Passage given
════════════════

Executive summary: key legal and evidentiary issues

  • Appellant William Proudfoot, the successful party at trial, was deprived of costs after February 6, 2024, for unreasonably rejecting a formal settlement offer from the respondents.

  • Rule 9-1(5)(a) of the Supreme Court Civil Rules grants courts discretion to withhold costs from a party who unreasonably refuses a settlement offer, even if that party ultimately prevails at trial.

  • Trial judge found the appellant's rejection of the settlement offer was driven by emotion and a sense of injustice rather than considered reflection of the likelihood of success on the issues he advanced.

  • Appellant argued the trial judge improperly placed the burden of proof on him and made material findings about his emotional state in the absence of relevant evidence.

  • Whether a successful plaintiff can be deprived of costs when the trial award ($107,629) exceeds the settlement offer ($101,379 adjusted for interest) was a central issue on the leave application.

  • Application for leave to appeal was dismissed by the Court of Appeal, finding no questions of principle extending beyond the case and no reasonable prospect of success.

 


 

The underlying dispute and solicitor's negligence

William Alexander Proudfoot retained the defendant respondents, Jeffrey Bryant and North Shore Law LLP, to file a lawsuit seeking to vary his mother's will. Mr. Bryant inadvertently neglected to initiate that action before expiry of the limitation period — an error he has acknowledged responsibility for. Proudfoot then sued the respondents for negligence and breach of contract, seeking to recover damages he would have obtained had the action been filed in time. At trial, Proudfoot succeeded and was awarded $107,629.

The settlement offer and the costs dispute

On February 6, 2024, the respondents offered to settle with the appellant in the amount of $100,000 plus costs and disbursements, valued at $101,379 once adjusted for interest. Proudfoot rejected that offer. His counsel later explained that the rejection was based on the appellant's belief that there was a realistic possibility the value of a condominium owned in joint tenancy between his mother and one of his brothers would form part of the estate, and on that basis, he considered the settlement offer unreasonable. The trial judge, however, was not persuaded by this explanation. Applying the factors set out in Rule 9-1(6) of the Supreme Court Civil Rules — including whether the offer ought reasonably to have been accepted, the relationship between the terms of the offer and the final judgment, the relative financial circumstances of the parties, and any other factor the court considers appropriate — the trial judge concluded that the appellant's refusal to settle was much more probably driven by his emotions and sense of injustice rather than the explanation provided by his counsel. The trial judge specifically noted that the appellant's anger and sense of injustice stemming from the will stemmed from his belief that his brothers were criminals who received the family ranch for free, and from his baseless dismissal of George's extraordinary contributions to his mother's quality of life.

════════════════

Brief
In the summary of the Proudfoot costs appeal, retype word for word everything from "Executive summary: key" down to "issues he advanced.".

════════════════

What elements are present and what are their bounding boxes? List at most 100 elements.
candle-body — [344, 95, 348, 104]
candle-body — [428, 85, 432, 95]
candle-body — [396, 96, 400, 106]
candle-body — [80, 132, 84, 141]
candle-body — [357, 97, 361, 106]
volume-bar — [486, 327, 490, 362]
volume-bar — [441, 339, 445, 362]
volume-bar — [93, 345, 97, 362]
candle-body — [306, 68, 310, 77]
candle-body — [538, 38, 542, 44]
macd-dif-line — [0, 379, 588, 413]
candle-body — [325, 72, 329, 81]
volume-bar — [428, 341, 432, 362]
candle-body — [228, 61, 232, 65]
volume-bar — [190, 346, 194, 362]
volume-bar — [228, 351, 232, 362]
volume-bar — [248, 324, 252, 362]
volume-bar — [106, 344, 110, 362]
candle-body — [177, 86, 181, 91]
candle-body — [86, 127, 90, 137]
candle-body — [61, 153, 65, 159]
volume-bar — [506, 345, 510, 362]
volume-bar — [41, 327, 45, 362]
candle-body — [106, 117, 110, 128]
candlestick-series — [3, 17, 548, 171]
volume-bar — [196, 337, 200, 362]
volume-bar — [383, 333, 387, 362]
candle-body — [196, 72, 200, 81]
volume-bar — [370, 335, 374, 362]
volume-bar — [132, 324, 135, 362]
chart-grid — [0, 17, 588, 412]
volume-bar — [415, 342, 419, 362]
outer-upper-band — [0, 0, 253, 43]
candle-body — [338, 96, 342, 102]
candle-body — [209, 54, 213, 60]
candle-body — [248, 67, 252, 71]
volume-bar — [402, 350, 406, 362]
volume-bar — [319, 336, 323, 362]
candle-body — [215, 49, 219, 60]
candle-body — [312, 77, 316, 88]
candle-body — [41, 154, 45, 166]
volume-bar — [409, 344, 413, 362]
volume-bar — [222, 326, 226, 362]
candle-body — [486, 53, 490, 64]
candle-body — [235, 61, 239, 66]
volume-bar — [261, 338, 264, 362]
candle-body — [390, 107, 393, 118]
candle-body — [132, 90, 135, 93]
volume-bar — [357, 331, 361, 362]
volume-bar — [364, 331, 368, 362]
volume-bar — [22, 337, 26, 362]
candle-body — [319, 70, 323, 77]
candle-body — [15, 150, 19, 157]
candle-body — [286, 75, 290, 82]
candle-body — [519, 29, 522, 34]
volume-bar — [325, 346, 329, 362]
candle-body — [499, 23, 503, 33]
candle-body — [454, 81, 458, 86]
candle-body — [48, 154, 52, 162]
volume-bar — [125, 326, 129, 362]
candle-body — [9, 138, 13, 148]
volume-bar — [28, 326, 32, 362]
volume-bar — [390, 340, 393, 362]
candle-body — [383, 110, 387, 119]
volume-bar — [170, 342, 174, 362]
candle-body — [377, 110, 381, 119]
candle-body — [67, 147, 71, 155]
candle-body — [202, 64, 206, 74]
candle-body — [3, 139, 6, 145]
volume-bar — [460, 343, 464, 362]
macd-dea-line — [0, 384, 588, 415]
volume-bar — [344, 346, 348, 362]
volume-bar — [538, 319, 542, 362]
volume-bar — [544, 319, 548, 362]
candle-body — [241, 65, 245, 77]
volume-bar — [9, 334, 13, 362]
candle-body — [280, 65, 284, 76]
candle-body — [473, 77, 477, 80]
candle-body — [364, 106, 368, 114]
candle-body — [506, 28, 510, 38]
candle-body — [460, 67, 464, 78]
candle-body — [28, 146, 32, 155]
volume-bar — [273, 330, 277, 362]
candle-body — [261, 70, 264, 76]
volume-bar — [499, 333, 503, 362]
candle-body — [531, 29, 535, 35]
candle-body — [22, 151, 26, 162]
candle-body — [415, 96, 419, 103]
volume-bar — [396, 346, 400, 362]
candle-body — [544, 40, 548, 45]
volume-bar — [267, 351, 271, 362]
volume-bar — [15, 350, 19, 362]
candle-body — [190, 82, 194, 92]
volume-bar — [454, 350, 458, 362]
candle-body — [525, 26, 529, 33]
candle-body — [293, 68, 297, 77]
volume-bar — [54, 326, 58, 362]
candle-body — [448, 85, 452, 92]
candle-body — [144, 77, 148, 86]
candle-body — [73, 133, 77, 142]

════════════════

Full solution
Executive summary: key legal and evidentiary issues

  • Appellant William Proudfoot, the successful party at trial, was deprived of costs after February 6, 2024, for unreasonably rejecting a formal settlement offer from the respondents.

  • Rule 9-1(5)(a) of the Supreme Court Civil Rules grants courts discretion to withhold costs from a party who unreasonably refuses a settlement offer, even if that party ultimately prevails at trial.

  • Trial judge found the appellant's rejection of the settlement offer was driven by emotion and a sense of injustice rather than considered reflection of the likelihood of success on the issues he advanced.